_Stated task_
Provide the count of lines that hold "this" and no other output.

----- Materials provided -----

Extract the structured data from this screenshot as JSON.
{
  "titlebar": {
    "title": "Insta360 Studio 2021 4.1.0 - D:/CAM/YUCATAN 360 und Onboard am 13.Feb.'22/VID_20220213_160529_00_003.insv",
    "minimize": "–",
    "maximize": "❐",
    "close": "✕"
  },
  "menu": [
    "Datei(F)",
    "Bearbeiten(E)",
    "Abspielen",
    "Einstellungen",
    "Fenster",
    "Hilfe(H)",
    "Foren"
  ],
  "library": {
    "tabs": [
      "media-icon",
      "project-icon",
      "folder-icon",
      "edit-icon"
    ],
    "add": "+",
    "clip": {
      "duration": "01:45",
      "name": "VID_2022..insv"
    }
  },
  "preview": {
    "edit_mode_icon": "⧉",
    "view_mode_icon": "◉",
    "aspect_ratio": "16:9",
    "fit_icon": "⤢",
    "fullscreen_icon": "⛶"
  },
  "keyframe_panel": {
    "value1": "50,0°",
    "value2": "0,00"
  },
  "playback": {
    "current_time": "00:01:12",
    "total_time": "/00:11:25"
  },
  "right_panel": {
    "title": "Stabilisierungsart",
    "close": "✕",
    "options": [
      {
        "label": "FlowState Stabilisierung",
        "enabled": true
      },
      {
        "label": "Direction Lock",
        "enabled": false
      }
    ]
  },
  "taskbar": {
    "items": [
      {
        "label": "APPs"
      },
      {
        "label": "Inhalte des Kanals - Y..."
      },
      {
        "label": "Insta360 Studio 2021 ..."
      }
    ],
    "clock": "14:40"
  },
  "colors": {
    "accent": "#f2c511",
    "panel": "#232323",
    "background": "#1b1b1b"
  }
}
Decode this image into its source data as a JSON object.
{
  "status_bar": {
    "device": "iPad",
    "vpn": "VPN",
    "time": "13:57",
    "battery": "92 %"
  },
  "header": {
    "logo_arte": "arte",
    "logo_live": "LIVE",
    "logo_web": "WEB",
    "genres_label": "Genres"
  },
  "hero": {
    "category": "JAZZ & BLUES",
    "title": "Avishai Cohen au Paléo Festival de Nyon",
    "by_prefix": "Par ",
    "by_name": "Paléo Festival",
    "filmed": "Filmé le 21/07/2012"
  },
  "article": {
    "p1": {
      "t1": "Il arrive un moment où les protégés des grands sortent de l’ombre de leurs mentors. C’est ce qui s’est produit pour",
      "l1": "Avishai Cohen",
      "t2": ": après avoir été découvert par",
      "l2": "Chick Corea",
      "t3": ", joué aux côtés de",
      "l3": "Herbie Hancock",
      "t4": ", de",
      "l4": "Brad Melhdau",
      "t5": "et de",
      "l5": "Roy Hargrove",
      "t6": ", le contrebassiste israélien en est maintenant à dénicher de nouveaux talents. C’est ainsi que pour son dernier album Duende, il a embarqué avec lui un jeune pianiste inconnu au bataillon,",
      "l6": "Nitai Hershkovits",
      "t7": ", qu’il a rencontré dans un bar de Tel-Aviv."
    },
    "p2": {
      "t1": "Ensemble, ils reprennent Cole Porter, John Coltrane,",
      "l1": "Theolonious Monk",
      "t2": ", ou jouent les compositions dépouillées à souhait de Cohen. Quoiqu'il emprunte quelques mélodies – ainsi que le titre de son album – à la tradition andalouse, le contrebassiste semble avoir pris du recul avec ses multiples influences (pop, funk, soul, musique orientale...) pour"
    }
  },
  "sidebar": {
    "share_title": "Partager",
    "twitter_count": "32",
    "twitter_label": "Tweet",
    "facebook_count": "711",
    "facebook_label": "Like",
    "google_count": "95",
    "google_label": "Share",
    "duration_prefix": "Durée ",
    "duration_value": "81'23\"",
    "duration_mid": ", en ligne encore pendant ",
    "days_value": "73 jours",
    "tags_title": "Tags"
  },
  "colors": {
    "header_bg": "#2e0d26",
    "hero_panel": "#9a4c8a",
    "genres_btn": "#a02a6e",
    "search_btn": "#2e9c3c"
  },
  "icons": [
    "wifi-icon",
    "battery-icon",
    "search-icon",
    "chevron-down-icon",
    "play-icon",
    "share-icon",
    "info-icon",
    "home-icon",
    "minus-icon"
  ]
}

-----

_Complete output_
2